◆ Description of the task
Please copy out every listing below word for word, leaving out the pictures.
====
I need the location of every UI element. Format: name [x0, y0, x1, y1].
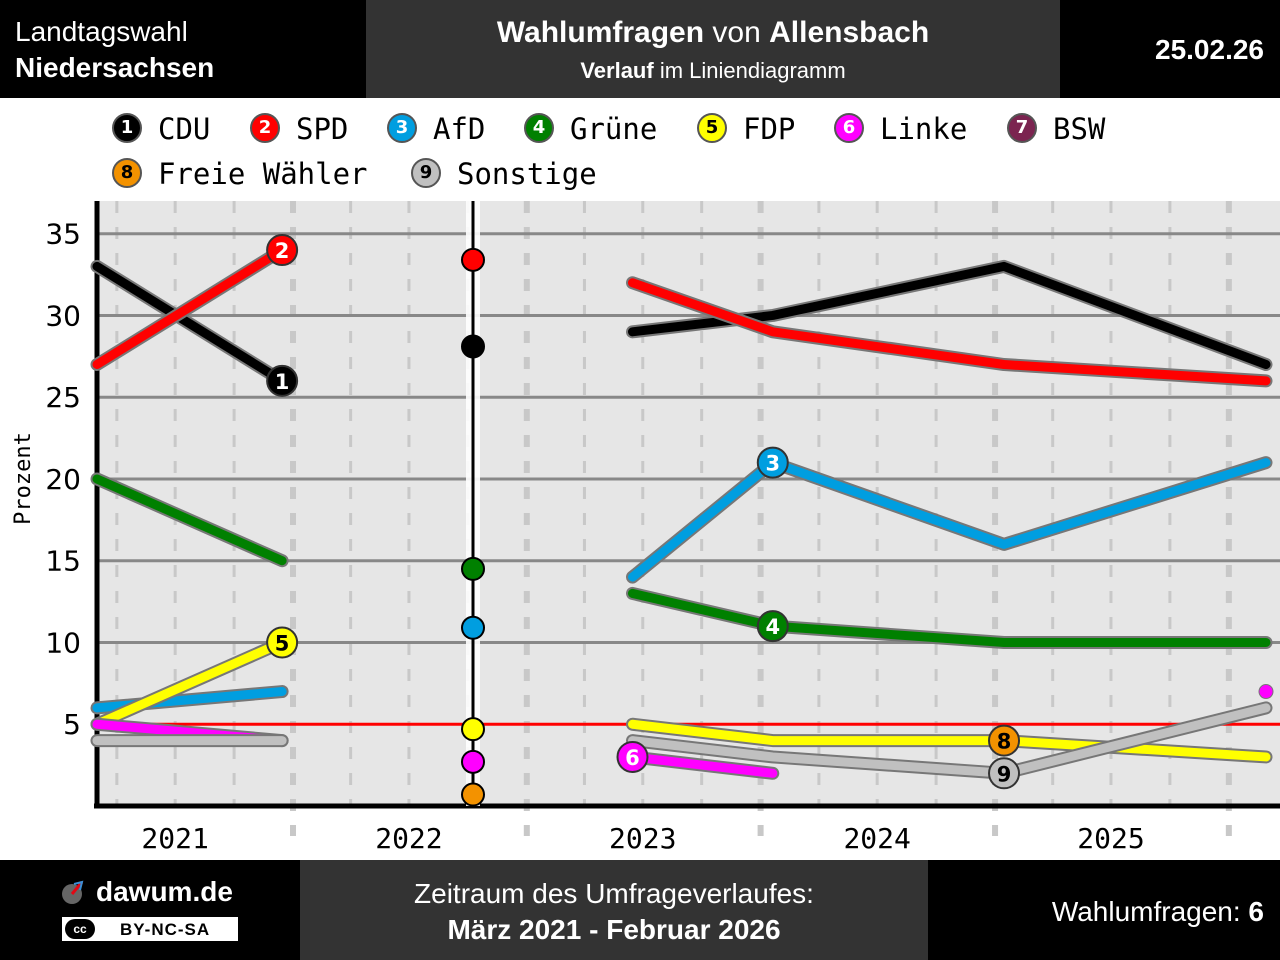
legend-marker: 2 [250, 113, 280, 143]
series-marker [266, 626, 299, 659]
election-type: Landtagswahl [15, 16, 188, 47]
subtitle-rest: im Liniendiagramm [653, 58, 846, 83]
period-value: März 2021 - Februar 2026 [447, 914, 781, 945]
series-line-linke [627, 752, 778, 778]
series-marker [756, 610, 789, 643]
poll-count: Wahlumfragen: 6 [1052, 896, 1264, 928]
plot-background [97, 201, 1280, 806]
series-line-gr-ne [92, 474, 287, 566]
series-marker-label: 9 [997, 762, 1012, 786]
legend-label: Sonstige [457, 157, 597, 191]
series-marker-label: 8 [997, 730, 1012, 754]
y-tick-label: 20 [45, 463, 81, 496]
x-tick-label: 2022 [375, 822, 442, 855]
y-tick-label: 35 [45, 218, 81, 251]
y-tick-label: 5 [63, 708, 81, 741]
series-marker-label: 5 [275, 631, 290, 655]
legend-marker: 4 [524, 113, 554, 143]
date-panel: 25.02.26 [1060, 0, 1280, 98]
data-point [1258, 684, 1274, 700]
legend-label: Grüne [570, 112, 658, 146]
poll-count-label: Wahlumfragen: [1051, 896, 1249, 927]
title-von: von [704, 16, 770, 49]
brand-link[interactable]: dawum.de [96, 876, 233, 907]
election-result-point [461, 247, 486, 272]
series-marker [616, 740, 649, 773]
title-institute: Allensbach [769, 16, 930, 49]
series-marker-label: 4 [765, 615, 780, 639]
series-line-cdu [627, 261, 1271, 370]
series-line-gr-ne [627, 588, 1271, 647]
election-result-point [461, 334, 486, 359]
x-tick-label: 2024 [843, 822, 910, 855]
election-result-point [461, 782, 486, 807]
legend-label: FDP [743, 112, 796, 146]
date-label: 25.02.26 [1155, 34, 1264, 65]
series-marker [756, 446, 789, 479]
legend-label: Linke [880, 112, 968, 146]
series-line-cdu [92, 261, 287, 386]
region-panel: Landtagswahl Niedersachsen [0, 0, 366, 98]
series-marker-label: 2 [275, 239, 290, 263]
series-marker-label: 6 [625, 746, 640, 770]
series-marker [266, 364, 299, 397]
count-panel: Wahlumfragen: 6 [928, 860, 1280, 960]
period-panel: Zeitraum des Umfrageverlaufes: März 2021… [300, 860, 928, 960]
election-result-point [461, 556, 486, 581]
period-label: Zeitraum des Umfrageverlaufes: [414, 878, 814, 909]
election-result-point [461, 749, 486, 774]
legend-marker: 9 [411, 158, 441, 188]
poll-count-value: 6 [1248, 896, 1264, 927]
series-marker [988, 724, 1021, 757]
series-line-fdp [92, 637, 287, 729]
chart-subtitle: Verlauf im Liniendiagramm [366, 58, 1060, 84]
series-marker-label: 3 [765, 452, 780, 476]
legend-label: AfD [433, 112, 486, 146]
x-tick-label: 2025 [1077, 822, 1144, 855]
y-tick-label: 15 [45, 545, 81, 578]
legend: 1 CDU 2 SPD 3 AfD 4 Grüne 5 FDP 6 Linke 7 BSW 8 Freie W… [0, 100, 1280, 200]
license-badge[interactable]: cc BY-NC-SA [60, 915, 240, 943]
legend-marker: 6 [834, 113, 864, 143]
y-tick-label: 10 [45, 626, 81, 659]
header-bar: Landtagswahl Niedersachsen Wahlumfragen … [0, 0, 1280, 98]
election-result-point [461, 615, 486, 640]
brand-panel: dawum.de cc BY-NC-SA [0, 860, 300, 960]
x-tick-label: 2023 [609, 822, 676, 855]
chart-title: Wahlumfragen von Allensbach [366, 16, 1060, 50]
cc-icon: cc [65, 919, 95, 939]
legend-label: SPD [296, 112, 349, 146]
dawum-logo-icon [62, 880, 84, 904]
series-marker-label: 1 [275, 370, 290, 394]
license-text: BY-NC-SA [120, 920, 211, 939]
series-line-sonstige [627, 703, 1271, 778]
y-tick-label: 25 [45, 381, 81, 414]
footer-bar: dawum.de cc BY-NC-SA Zeitraum des Umfrag… [0, 860, 1280, 960]
y-tick-label: 30 [45, 299, 81, 332]
region-name: Niedersachsen [15, 52, 215, 83]
series-marker [988, 757, 1021, 790]
series-line-fdp [627, 719, 1271, 762]
series-marker [266, 234, 299, 267]
title-panel: Wahlumfragen von Allensbach Verlauf im L… [366, 0, 1060, 98]
x-tick-label: 2021 [141, 822, 208, 855]
legend-marker: 7 [1007, 113, 1037, 143]
legend-label: BSW [1053, 112, 1106, 146]
title-polls: Wahlumfragen [496, 16, 705, 49]
legend-marker: 1 [112, 113, 142, 143]
legend-marker: 5 [697, 113, 727, 143]
legend-label: Freie Wähler [158, 157, 368, 191]
legend-label: CDU [158, 112, 211, 146]
legend-marker: 3 [387, 113, 417, 143]
series-line-afd [627, 458, 1271, 582]
series-line-spd [92, 245, 287, 370]
election-result-point [461, 717, 486, 742]
subtitle-verlauf: Verlauf [580, 58, 654, 83]
series-line-spd [627, 278, 1271, 386]
y-axis-label: Prozent [11, 432, 36, 525]
legend-marker: 8 [112, 158, 142, 188]
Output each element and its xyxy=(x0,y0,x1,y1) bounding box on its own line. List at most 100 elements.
====
◆ Reply
I need the location of every UI element. Format: name [x0, y0, x1, y1].
legend-marker: 2 [250, 113, 280, 143]
series-marker [266, 626, 299, 659]
election-type: Landtagswahl [15, 16, 188, 47]
subtitle-rest: im Liniendiagramm [653, 58, 846, 83]
period-value: März 2021 - Februar 2026 [447, 914, 781, 945]
series-line-linke [627, 752, 778, 778]
series-marker [756, 610, 789, 643]
poll-count: Wahlumfragen: 6 [1052, 896, 1264, 928]
plot-background [97, 201, 1280, 806]
series-line-gr-ne [92, 474, 287, 566]
series-marker-label: 9 [997, 762, 1012, 786]
legend-label: Sonstige [457, 157, 597, 191]
series-marker-label: 8 [997, 730, 1012, 754]
y-tick-label: 20 [45, 463, 81, 496]
x-tick-label: 2022 [375, 822, 442, 855]
y-tick-label: 35 [45, 218, 81, 251]
y-tick-label: 5 [63, 708, 81, 741]
series-marker-label: 5 [275, 631, 290, 655]
legend-marker: 4 [524, 113, 554, 143]
date-panel: 25.02.26 [1060, 0, 1280, 98]
data-point [1258, 684, 1274, 700]
legend-label: Grüne [570, 112, 658, 146]
poll-count-label: Wahlumfragen: [1051, 896, 1249, 927]
title-von: von [704, 16, 770, 49]
brand-link[interactable]: dawum.de [96, 876, 233, 907]
election-result-point [461, 247, 486, 272]
series-marker [616, 740, 649, 773]
title-institute: Allensbach [769, 16, 930, 49]
series-marker-label: 4 [765, 615, 780, 639]
series-line-cdu [627, 261, 1271, 370]
series-line-gr-ne [627, 588, 1271, 647]
election-result-point [461, 334, 486, 359]
x-tick-label: 2024 [843, 822, 910, 855]
election-result-point [461, 782, 486, 807]
legend-label: FDP [743, 112, 796, 146]
date-label: 25.02.26 [1155, 34, 1264, 65]
series-marker [756, 446, 789, 479]
legend-label: Linke [880, 112, 968, 146]
series-line-cdu [92, 261, 287, 386]
region-panel: Landtagswahl Niedersachsen [0, 0, 366, 98]
series-marker-label: 2 [275, 239, 290, 263]
series-marker-label: 6 [625, 746, 640, 770]
series-marker [266, 364, 299, 397]
count-panel: Wahlumfragen: 6 [928, 860, 1280, 960]
period-panel: Zeitraum des Umfrageverlaufes: März 2021… [300, 860, 928, 960]
election-result-point [461, 556, 486, 581]
period-label: Zeitraum des Umfrageverlaufes: [414, 878, 814, 909]
election-result-point [461, 749, 486, 774]
legend-marker: 9 [411, 158, 441, 188]
poll-count-value: 6 [1248, 896, 1264, 927]
series-marker [988, 724, 1021, 757]
series-line-fdp [92, 637, 287, 729]
chart-subtitle: Verlauf im Liniendiagramm [366, 58, 1060, 84]
series-marker-label: 3 [765, 452, 780, 476]
legend-label: AfD [433, 112, 486, 146]
x-tick-label: 2025 [1077, 822, 1144, 855]
y-tick-label: 15 [45, 545, 81, 578]
legend: 1 CDU 2 SPD 3 AfD 4 Grüne 5 FDP 6 Linke 7 BSW 8 Freie W… [0, 100, 1280, 200]
license-badge[interactable]: cc BY-NC-SA [60, 915, 240, 943]
legend-marker: 6 [834, 113, 864, 143]
y-tick-label: 10 [45, 626, 81, 659]
header-bar: Landtagswahl Niedersachsen Wahlumfragen … [0, 0, 1280, 98]
election-result-point [461, 615, 486, 640]
brand-panel: dawum.de cc BY-NC-SA [0, 860, 300, 960]
x-tick-label: 2023 [609, 822, 676, 855]
chart-title: Wahlumfragen von Allensbach [366, 16, 1060, 50]
cc-icon: cc [65, 919, 95, 939]
legend-label: SPD [296, 112, 349, 146]
dawum-logo-icon [62, 880, 84, 904]
series-marker-label: 1 [275, 370, 290, 394]
license-text: BY-NC-SA [120, 920, 211, 939]
series-line-sonstige [627, 703, 1271, 778]
y-tick-label: 25 [45, 381, 81, 414]
footer-bar: dawum.de cc BY-NC-SA Zeitraum des Umfrag… [0, 860, 1280, 960]
y-tick-label: 30 [45, 299, 81, 332]
region-name: Niedersachsen [15, 52, 215, 83]
series-marker [988, 757, 1021, 790]
series-line-fdp [627, 719, 1271, 762]
series-marker [266, 234, 299, 267]
title-panel: Wahlumfragen von Allensbach Verlauf im L… [366, 0, 1060, 98]
x-tick-label: 2021 [141, 822, 208, 855]
legend-marker: 7 [1007, 113, 1037, 143]
legend-label: BSW [1053, 112, 1106, 146]
title-polls: Wahlumfragen [496, 16, 705, 49]
legend-marker: 1 [112, 113, 142, 143]
legend-marker: 5 [697, 113, 727, 143]
legend-label: Freie Wähler [158, 157, 368, 191]
legend-label: CDU [158, 112, 211, 146]
legend-marker: 3 [387, 113, 417, 143]
series-line-afd [627, 458, 1271, 582]
series-line-spd [92, 245, 287, 370]
election-result-point [461, 717, 486, 742]
subtitle-verlauf: Verlauf [580, 58, 654, 83]
series-line-spd [627, 278, 1271, 386]
y-axis-label: Prozent [11, 432, 36, 525]
legend-marker: 8 [112, 158, 142, 188]
Output each element and its xyxy=(x0,y0,x1,y1) bounding box on its own line. List at most 100 elements.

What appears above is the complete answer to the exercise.